--- Records supplied ---
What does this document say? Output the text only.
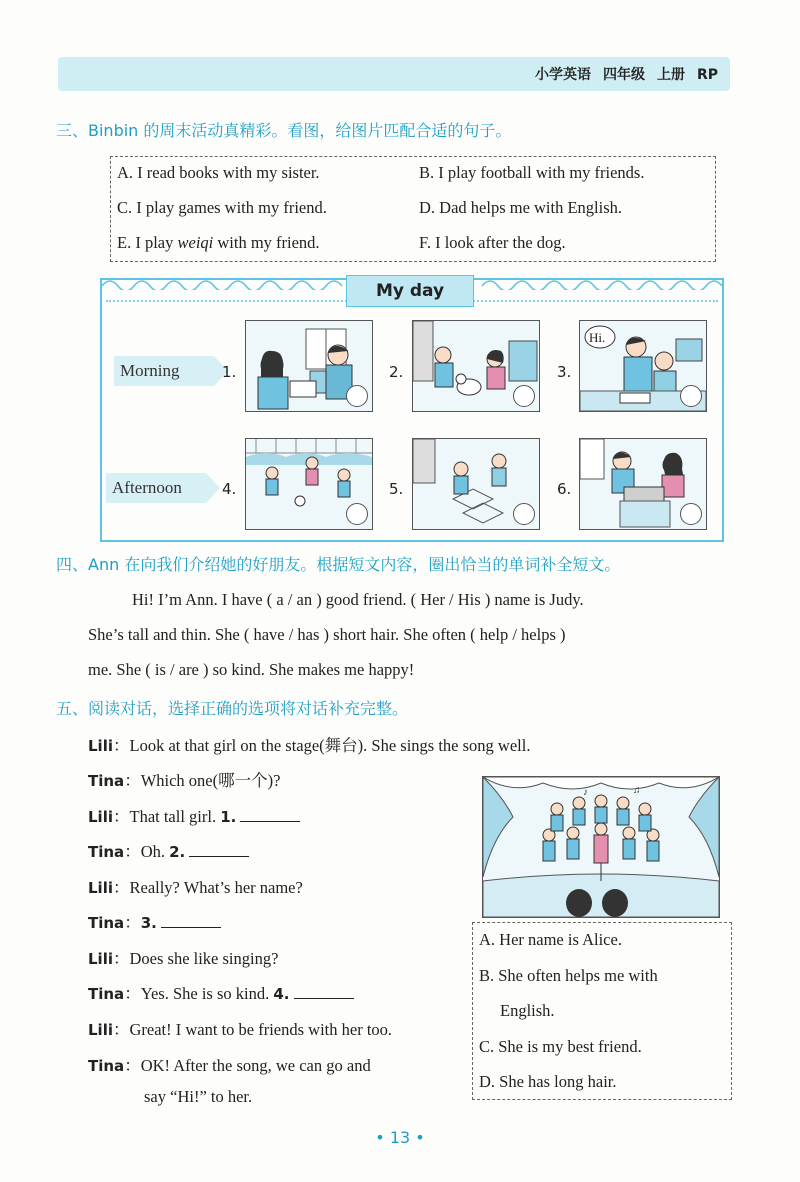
小学英语 四年级 上册 RP
三、Binbin 的周末活动真精彩。看图，给图片匹配合适的句子。
A. I read books with my sister.	B. I play football with my friends.
C. I play games with my friend.	D. Dad helps me with English.
E. I play weiqi with my friend.	F. I look after the dog.
My day
Morning
Afternoon
1.	2.	3.
4.	5.	6.
Hi.
四、Ann 在向我们介绍她的好朋友。根据短文内容，圈出恰当的单词补全短文。
Hi! I’m Ann. I have ( a / an ) good friend. ( Her / His ) name is Judy.
She’s tall and thin. She ( have / has ) short hair. She often ( help / helps )
me. She ( is / are ) so kind. She makes me happy!
五、阅读对话，选择正确的选项将对话补充完整。
Lili：Look at that girl on the stage(舞台). She sings the song well.
Tina：Which one(哪一个)?
Lili：That tall girl. 1.
Tina：Oh. 2.
Lili：Really? What’s her name?
Tina：3.
Lili：Does she like singing?
Tina：Yes. She is so kind. 4.
Lili：Great! I want to be friends with her too.
Tina：OK! After the song, we can go and
say “Hi!” to her.
♪	♫
A. Her name is Alice.
B. She often helps me with
English.
C. She is my best friend.
D. She has long hair.
• 13 •
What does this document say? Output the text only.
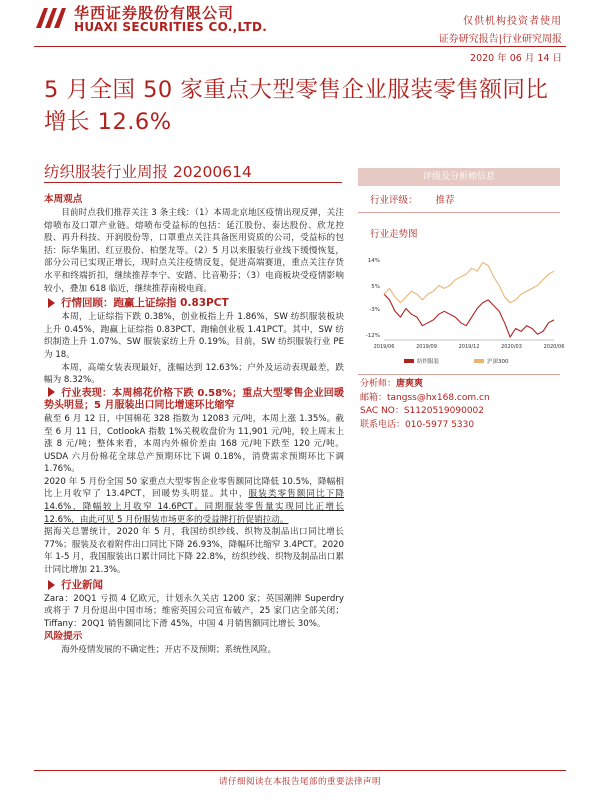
华西证券股份有限公司
HUAXI SECURITIES CO.,LTD.	仅供机构投资者使用
证券研究报告|行业研究周报
2020 年 06 月 14 日
5 月全国 50 家重点大型零售企业服装零售额同比增长 12.6%
纺织服装行业周报 20200614
本周观点

目前时点我们推荐关注 3 条主线：（1）本周北京地区疫情出现反弹，关注熔喷布及口罩产业链。熔喷布受益标的包括：延江股份、泰达股份、欣龙控股、再升科技、开润股份等，口罩重点关注具备医用资质的公司，受益标的包括：际华集团、红豆股份、柏堡龙等。（2）5 月以来服装行业线下缓慢恢复，部分公司已实现正增长，现时点关注疫情反复，促进高端赛道，重点关注存货水平和终端折扣，继续推荐李宁、安踏、比音勒芬；（3）电商板块受疫情影响较小，叠加 618 临近，继续推荐南极电商。

行情回顾：跑赢上证综指 0.83PCT

本周，上证综指下跌 0.38%，创业板指上升 1.86%，SW 纺织服装板块上升 0.45%，跑赢上证综指 0.83PCT、跑输创业板 1.41PCT。其中，SW 纺织制造上升 1.07%、SW 服装家纺上升 0.19%。目前，SW 纺织服装行业 PE 为 18。

本周，高端女装表现最好，涨幅达到 12.63%；户外及运动表现最差，跌幅为 8.32%。

行业表现：本周棉花价格下跌 0.58%；重点大型零售企业回暖势头明显；5 月服装出口同比增速环比缩窄

截至 6 月 12 日，中国棉花 328 指数为 12083 元/吨，本周上涨 1.35%。截至 6 月 11 日，CotlookA 指数 1%关税收盘价为 11,901 元/吨，较上周末上涨 8 元/吨；整体来看，本周内外棉价差由 168 元/吨下跌至 120 元/吨。USDA 六月份棉花全球总产预期环比下调 0.18%，消费需求预期环比下调 1.76%。

2020 年 5 月份全国 50 家重点大型零售企业零售额同比降低 10.5%，降幅相比上月收窄了 13.4PCT，回暖势头明显。其中，服装类零售额同比下降 14.6%，降幅较上月收窄 14.6PCT。同期服装零售量实现同比正增长 12.6%，由此可见 5 月份服装市场更多的受益牌打折促销拉动。

据海关总署统计，2020 年 5 月，我国纺织纱线、织物及制品出口同比增长 77%；服装及衣着附件出口同比下降 26.93%，降幅环比缩窄 3.4PCT。2020 年 1-5 月，我国服装出口累计同比下降 22.8%，纺织纱线、织物及制品出口累计同比增加 21.3%。

行业新闻

Zara：20Q1 亏损 4 亿欧元，计划永久关店 1200 家；英国潮牌 Superdry 或将于 7 月份退出中国市场；维密英国公司宣布破产，25 家门店全部关闭；Tiffany：20Q1 销售额同比下滑 45%，中国 4 月销售额同比增长 30%。

风险提示

海外疫情发展的不确定性；开店不及预期；系统性风险。

评级及分析师信息
行业评级： 推荐
行业走势图
14%
5%
-3%
-12%
2019/06	2019/09	2019/12	2020/03	2020/06
纺织服装	沪深300
分析师：唐爽爽
邮箱：tangss@hx168.com.cn
SAC NO：S1120519090002
联系电话：010-5977 5330
请仔细阅读在本报告尾部的重要法律声明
---
Write the entries above out in full, exactly, with no images.

What does this document say? Output the text only.
小学英语 四年级 上册 RP
三、Binbin 的周末活动真精彩。看图，给图片匹配合适的句子。
A. I read books with my sister.	B. I play football with my friends.
C. I play games with my friend.	D. Dad helps me with English.
E. I play weiqi with my friend.	F. I look after the dog.
My day
Morning
Afternoon
1.	2.	3.
4.	5.	6.
Hi.
四、Ann 在向我们介绍她的好朋友。根据短文内容，圈出恰当的单词补全短文。
Hi! I’m Ann. I have ( a / an ) good friend. ( Her / His ) name is Judy.
She’s tall and thin. She ( have / has ) short hair. She often ( help / helps )
me. She ( is / are ) so kind. She makes me happy!
五、阅读对话，选择正确的选项将对话补充完整。
Lili：Look at that girl on the stage(舞台). She sings the song well.
Tina：Which one(哪一个)?
Lili：That tall girl. 1.
Tina：Oh. 2.
Lili：Really? What’s her name?
Tina：3.
Lili：Does she like singing?
Tina：Yes. She is so kind. 4.
Lili：Great! I want to be friends with her too.
Tina：OK! After the song, we can go and
say “Hi!” to her.
♪	♫
A. Her name is Alice.
B. She often helps me with
English.
C. She is my best friend.
D. She has long hair.
• 13 •
What does this document say? Output the text only.
华西证券股份有限公司
HUAXI SECURITIES CO.,LTD.	仅供机构投资者使用
证券研究报告|行业研究周报
2020 年 06 月 14 日
5 月全国 50 家重点大型零售企业服装零售额同比增长 12.6%
纺织服装行业周报 20200614
本周观点

目前时点我们推荐关注 3 条主线：（1）本周北京地区疫情出现反弹，关注熔喷布及口罩产业链。熔喷布受益标的包括：延江股份、泰达股份、欣龙控股、再升科技、开润股份等，口罩重点关注具备医用资质的公司，受益标的包括：际华集团、红豆股份、柏堡龙等。（2）5 月以来服装行业线下缓慢恢复，部分公司已实现正增长，现时点关注疫情反复，促进高端赛道，重点关注存货水平和终端折扣，继续推荐李宁、安踏、比音勒芬；（3）电商板块受疫情影响较小，叠加 618 临近，继续推荐南极电商。

行情回顾：跑赢上证综指 0.83PCT

本周，上证综指下跌 0.38%，创业板指上升 1.86%，SW 纺织服装板块上升 0.45%，跑赢上证综指 0.83PCT、跑输创业板 1.41PCT。其中，SW 纺织制造上升 1.07%、SW 服装家纺上升 0.19%。目前，SW 纺织服装行业 PE 为 18。

本周，高端女装表现最好，涨幅达到 12.63%；户外及运动表现最差，跌幅为 8.32%。

行业表现：本周棉花价格下跌 0.58%；重点大型零售企业回暖势头明显；5 月服装出口同比增速环比缩窄

截至 6 月 12 日，中国棉花 328 指数为 12083 元/吨，本周上涨 1.35%。截至 6 月 11 日，CotlookA 指数 1%关税收盘价为 11,901 元/吨，较上周末上涨 8 元/吨；整体来看，本周内外棉价差由 168 元/吨下跌至 120 元/吨。USDA 六月份棉花全球总产预期环比下调 0.18%，消费需求预期环比下调 1.76%。

2020 年 5 月份全国 50 家重点大型零售企业零售额同比降低 10.5%，降幅相比上月收窄了 13.4PCT，回暖势头明显。其中，服装类零售额同比下降 14.6%，降幅较上月收窄 14.6PCT。同期服装零售量实现同比正增长 12.6%，由此可见 5 月份服装市场更多的受益牌打折促销拉动。

据海关总署统计，2020 年 5 月，我国纺织纱线、织物及制品出口同比增长 77%；服装及衣着附件出口同比下降 26.93%，降幅环比缩窄 3.4PCT。2020 年 1-5 月，我国服装出口累计同比下降 22.8%，纺织纱线、织物及制品出口累计同比增加 21.3%。

行业新闻

Zara：20Q1 亏损 4 亿欧元，计划永久关店 1200 家；英国潮牌 Superdry 或将于 7 月份退出中国市场；维密英国公司宣布破产，25 家门店全部关闭；Tiffany：20Q1 销售额同比下滑 45%，中国 4 月销售额同比增长 30%。

风险提示

海外疫情发展的不确定性；开店不及预期；系统性风险。

评级及分析师信息
行业评级： 推荐
行业走势图
14%
5%
-3%
-12%
2019/06	2019/09	2019/12	2020/03	2020/06
纺织服装	沪深300
分析师：唐爽爽
邮箱：tangss@hx168.com.cn
SAC NO：S1120519090002
联系电话：010-5977 5330
请仔细阅读在本报告尾部的重要法律声明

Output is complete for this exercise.